— Instruction 1 —
Write out the rows from their first line through the line containing "Localize each UI", both included, and omit the pictures.

Hey good morning everyone. Just wanted to shift gears to equity business for second. I think you gave a decent amount of color on kind of like the quarter-over-quarter pricing decline and the net capture decline. I just wanted you to flush it out maybe a little bit more and the reason why I ask is I mean obviously third quarter is a good volume quarter. Your volumes were up 11% quarter-over-quarter. But if you look at it in terms of the revenues for the whole segment even including the pickup and market data revenues to back out the orders I mean I think you may $3 million left quarter-over-quarter. So just wondering what you are doing exactly there because the math doesn't seem to make sense.
Alex that's a fair point and we knew that going in that this is a versus managing it I'll call it quarter-over-quarter or either consecutive or year-over-year is that we announced we were very clear that we were not happy with the market share that where we were call it the second quarter of the prior year and we made those pricing changes and it was a series of pricing changes on the various exchange medallions and where we wanted to reestablish a higher number than where we were sitting and we looked at that as a long-term play is that we know that shorter term we could potentially have a slip in the overall net revenue number with some of the pricing changes we're making but we believe that the long term value of that business requires a level of market share that's closer to where we are today and such that it continues to promote the value of our market data, the value of our access capacity fees. So you have to look at it in combination over a longer term trend versus a quarter-over-quarter change is the way I'd encourage. It's certainly why we look at it so we encourage people to hopefully take that same point of view and they're looking at the value overall of what we're doing to manage that business.
and Alex Brian covered it well but even today this was all in preparation for we would launch a retail priority today on the edge X book. The market share gain has primarily come on edge X where we're trying to invite retail back to that market now with this new feature that's not really based on lower net capture or buying the market shares based on functionality and priority. We're quite pleased with the progress we made in the third quarter exactly as we intended to do and as Brian said this is a long term investment in a business that we're committed to and we will continue to compete for that market share and to capture as we go along.
Make sense. It is competitive. Thank you.
Thank you. The next question comes from Brian Bedell with Deutsche Bank.
Great. Thanks. Good morning guys. Maybe just to go back on the expenses for 2020 and think about it in a different lens adjusted operating margin lens. So solid margin this quarter as we think about 2020 in that expense outlook is it possible to improve on this margin or do you view this third quarter as a high point and then just the different components of that maybe if you can comment on to what extent you think trading volume could improve as the results of the better liquidity and functionality of the new system and then Brian I just wanted to talk about the duplicate expenses from the headquarters transition that's in the 2020 number.
Okay. I think there were [indiscernible] so I am going to try and maybe duplicate [indiscernible] I will try to group the expense questions together hopefully at those and then I think we'll move the trading volume/improvement to liquidity as the last item will try to address and I'm sure the team look at me and they probably don't want me to but anyway. so we'll let's talk about the improve margin. So the margin that we have is that we have a margin threshold and we don't manage the business by I have to have X percent of EBITDA margin.

— Rows —
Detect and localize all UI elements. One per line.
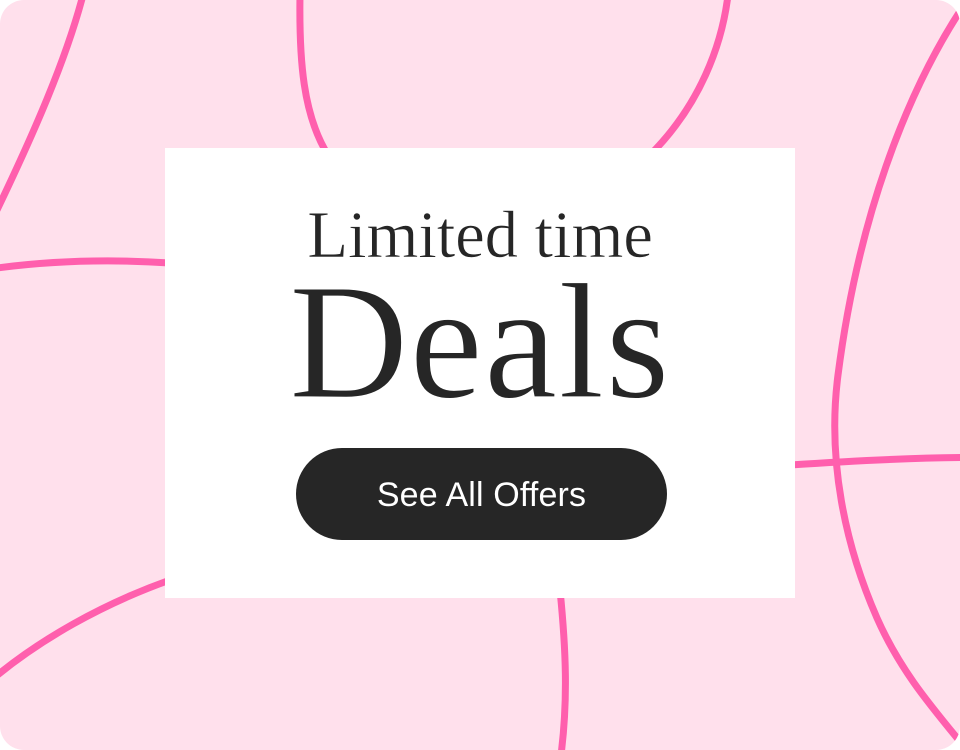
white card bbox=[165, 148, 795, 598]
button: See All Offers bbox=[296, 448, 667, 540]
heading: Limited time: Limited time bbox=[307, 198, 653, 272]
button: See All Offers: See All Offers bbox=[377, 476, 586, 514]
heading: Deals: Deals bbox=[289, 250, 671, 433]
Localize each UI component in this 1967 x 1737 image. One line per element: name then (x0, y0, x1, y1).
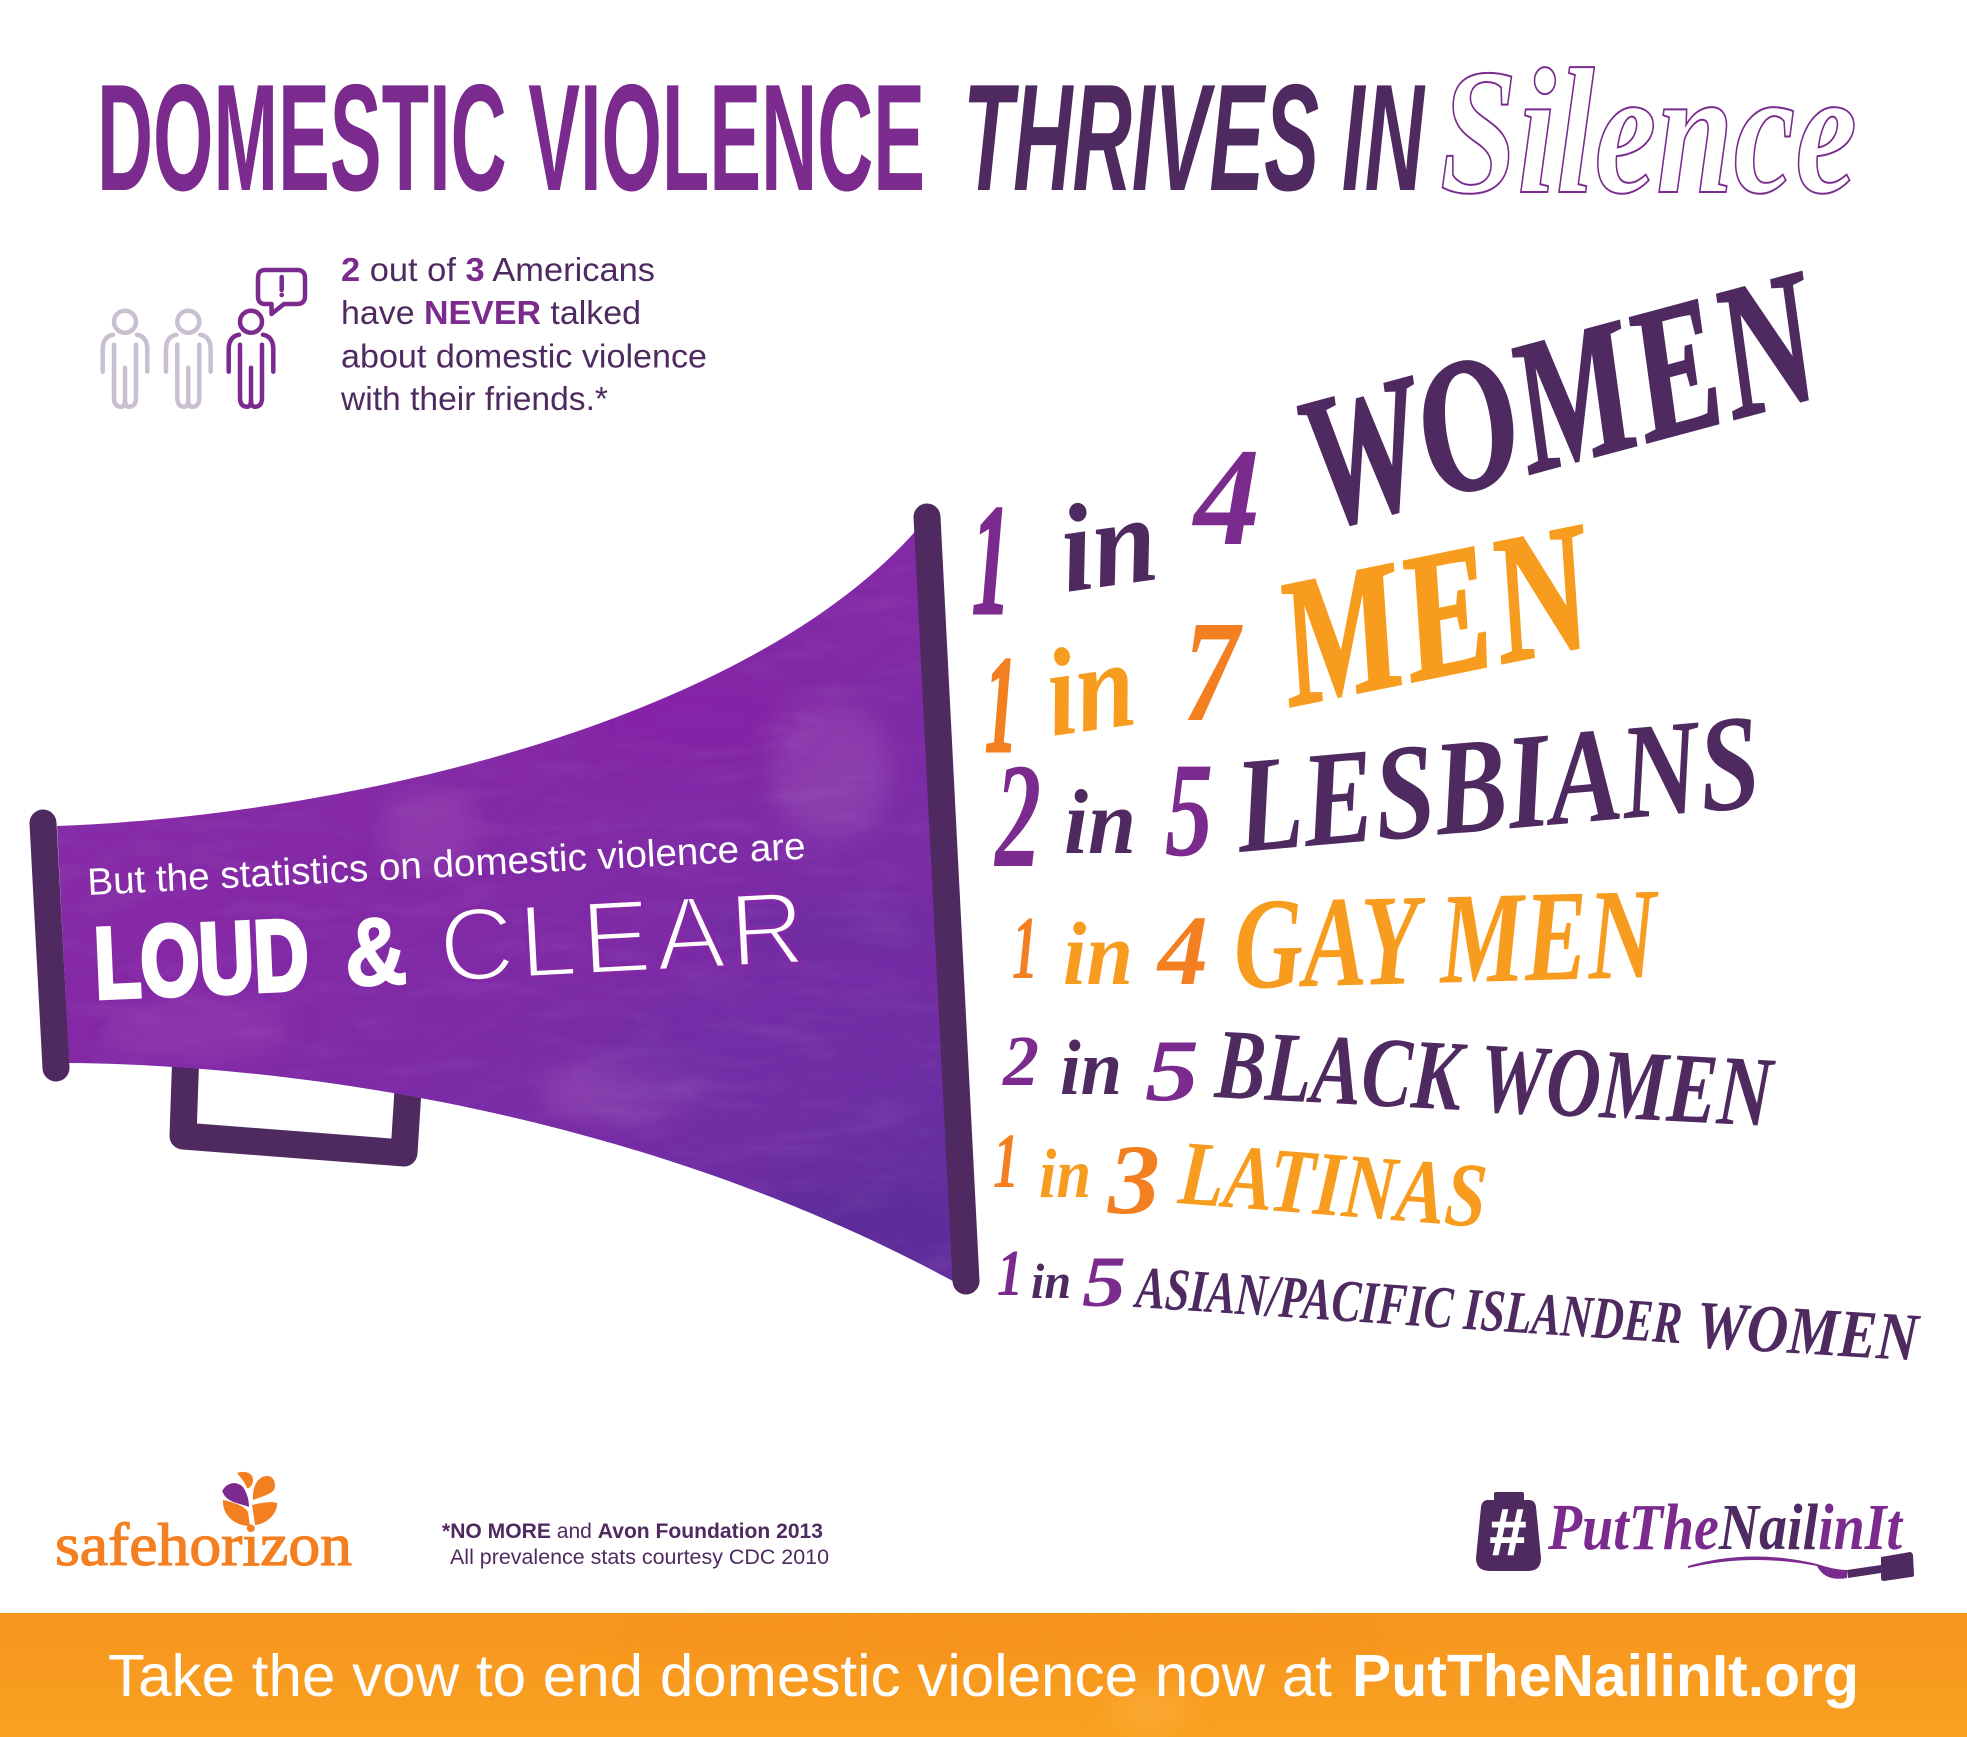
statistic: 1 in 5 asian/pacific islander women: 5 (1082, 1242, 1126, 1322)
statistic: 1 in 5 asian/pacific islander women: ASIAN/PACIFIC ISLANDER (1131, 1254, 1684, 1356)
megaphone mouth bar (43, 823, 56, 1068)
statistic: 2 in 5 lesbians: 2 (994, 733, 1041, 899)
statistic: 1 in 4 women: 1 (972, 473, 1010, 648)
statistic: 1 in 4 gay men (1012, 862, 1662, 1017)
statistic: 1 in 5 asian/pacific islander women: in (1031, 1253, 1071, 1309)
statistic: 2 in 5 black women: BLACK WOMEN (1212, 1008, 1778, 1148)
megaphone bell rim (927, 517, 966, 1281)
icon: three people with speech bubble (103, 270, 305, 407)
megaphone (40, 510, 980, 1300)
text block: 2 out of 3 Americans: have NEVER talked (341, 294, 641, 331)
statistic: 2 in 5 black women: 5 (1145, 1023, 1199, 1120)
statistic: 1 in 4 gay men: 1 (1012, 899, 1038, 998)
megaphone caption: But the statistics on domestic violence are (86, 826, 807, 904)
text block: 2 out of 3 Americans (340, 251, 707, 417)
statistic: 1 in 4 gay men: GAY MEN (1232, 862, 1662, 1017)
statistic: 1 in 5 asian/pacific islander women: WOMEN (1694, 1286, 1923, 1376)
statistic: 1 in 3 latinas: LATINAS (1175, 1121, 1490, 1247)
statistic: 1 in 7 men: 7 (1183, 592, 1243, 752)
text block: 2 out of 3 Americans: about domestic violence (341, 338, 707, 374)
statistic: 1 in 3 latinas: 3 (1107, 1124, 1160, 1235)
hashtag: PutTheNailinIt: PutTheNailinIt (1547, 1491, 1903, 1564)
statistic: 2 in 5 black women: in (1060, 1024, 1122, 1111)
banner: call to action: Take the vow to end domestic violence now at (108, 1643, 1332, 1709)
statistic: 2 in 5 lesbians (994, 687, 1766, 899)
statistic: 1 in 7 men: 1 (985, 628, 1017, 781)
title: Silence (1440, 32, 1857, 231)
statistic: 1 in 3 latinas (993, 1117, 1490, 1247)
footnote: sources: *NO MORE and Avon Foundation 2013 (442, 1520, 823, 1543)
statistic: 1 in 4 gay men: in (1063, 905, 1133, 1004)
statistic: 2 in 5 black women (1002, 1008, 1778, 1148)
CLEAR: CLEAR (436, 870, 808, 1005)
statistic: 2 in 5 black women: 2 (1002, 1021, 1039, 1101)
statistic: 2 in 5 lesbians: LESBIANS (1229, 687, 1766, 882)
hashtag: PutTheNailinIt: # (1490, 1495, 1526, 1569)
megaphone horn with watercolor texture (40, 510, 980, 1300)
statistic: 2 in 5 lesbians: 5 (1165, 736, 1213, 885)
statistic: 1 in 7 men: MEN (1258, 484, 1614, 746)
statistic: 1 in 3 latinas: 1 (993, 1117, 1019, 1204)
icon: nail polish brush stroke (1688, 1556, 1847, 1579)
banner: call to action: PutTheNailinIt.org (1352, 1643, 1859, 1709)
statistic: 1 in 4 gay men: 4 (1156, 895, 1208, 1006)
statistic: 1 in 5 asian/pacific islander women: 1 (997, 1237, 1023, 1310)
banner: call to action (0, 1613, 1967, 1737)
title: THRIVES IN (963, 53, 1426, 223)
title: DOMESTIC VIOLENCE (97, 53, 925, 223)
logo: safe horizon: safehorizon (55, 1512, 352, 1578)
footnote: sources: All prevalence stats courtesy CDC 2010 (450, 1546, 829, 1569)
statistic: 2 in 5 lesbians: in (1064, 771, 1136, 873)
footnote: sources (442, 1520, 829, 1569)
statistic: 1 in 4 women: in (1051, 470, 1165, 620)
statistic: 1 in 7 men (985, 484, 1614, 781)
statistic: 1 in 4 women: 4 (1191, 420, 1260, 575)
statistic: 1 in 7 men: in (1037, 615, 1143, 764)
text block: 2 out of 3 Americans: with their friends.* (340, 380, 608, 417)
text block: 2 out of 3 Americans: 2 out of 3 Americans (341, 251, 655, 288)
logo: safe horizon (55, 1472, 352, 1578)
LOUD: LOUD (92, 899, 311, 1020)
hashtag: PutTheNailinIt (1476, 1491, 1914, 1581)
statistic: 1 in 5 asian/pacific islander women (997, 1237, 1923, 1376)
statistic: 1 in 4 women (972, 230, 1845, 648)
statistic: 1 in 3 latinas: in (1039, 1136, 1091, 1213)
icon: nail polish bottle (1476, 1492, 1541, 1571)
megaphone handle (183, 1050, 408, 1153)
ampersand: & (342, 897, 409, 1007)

— Instruction 2 —
Extend the earnings call discussion of equity pricing and 2020 expenses past its final sentence.

— Right answer 1 —
Detect and localize all UI elements. One per line.
white card bbox=[165, 148, 795, 598]
button: See All Offers bbox=[296, 448, 667, 540]
heading: Limited time: Limited time bbox=[307, 198, 653, 272]
button: See All Offers: See All Offers bbox=[377, 476, 586, 514]
heading: Deals: Deals bbox=[289, 250, 671, 433]
Localize each UI component in this 1967 x 1737 image. One line per element: name then (x0, y0, x1, y1).

— Right answer 2 —
Again they are a short-term measure of how effective you were and maybe a particular quarter over a period of time and so we're looking at that, I think it's better to look at margins over at least on an annual basis versus any one quarter we had some if you look at for example we had some other income that hit this quarter that aren't kind of always part of the core run rate of what we're doing.
There were certainly activities that we did to earn that that income and if you back out some of those items the EBITDA margin was probably closer to that. It probably declines by a 150 basis points roughly of that 68.5% to 69% versus closer to 71 that we reported and a measure I do like to look at is as you look at performances what is the margin on the incremental revenues over different periods and in this particular quarter and you see this a lot or certainly we've seeing this when you introduce synergies and you're becoming more efficient a lot of times the margin on an incremental revenue is in excess of a 100% which we did in this quarter and that is reflective of the activities that we're doing, the cost discipline and a bunch of different circumstances but again that's nice to claim in any one quarter when it goes up like this and again that is not something it is inconsistent or said a better way it is something we would expect to see in an environment where we're seeing synergies starting to show up in an organization over the long term.
So are we targeting a excess of 70% margin in the future that would be great to achieve but that's not something we're driving. When we go into growth mode and we put in investment mode there may be some quarters where that margin may be slightly lower but as with all scale businesses when you see that incremental check up in volume at any one period of time you better see a very efficient margin on that incremental revenue which I think we've been able to continue to demonstrate over time.
On the duplicate expenses we'll provide a little bit more guidance to that as we roll in on the next earnings call as far as the overall order of magnitude and how that impacts the run rate but again that's just something that we want to provide some clarity on as far as that reconciliation coming out of 19 into 20 and again that's a short-term impact of more of a 2020 as we carry some of the costs of both locations really preparing ourselves for much more efficient 21 and 22 which is actually one of the primary reasons of moving the headquarters location and the trading floor is that this is a long-term benefit that we will achieve that won't show up on the expense side in 2020.
So before I turn over to Chris for another comment I think on the system enhancements in the migration to one common platform I think it's important for us to look at volume doesn't originate with a technology upgrade. It really allows our customers to express their best market and to express how it is they like to be represented in the marketplace know better I think than this technology integration. So I think we'll get the best of their desires and their expression of risk going forward. More importantly I think if you refer back to our prepared remarks is the street the world is looking for us to provide with them the ability to hedge what is going to be certainly at this point looking forward and uncertain 2020 the listing and the open interest in November, October and November SPX series that's a first, first the demand to list and second the adoption of a new cycle and series around a presidential election and answering that need.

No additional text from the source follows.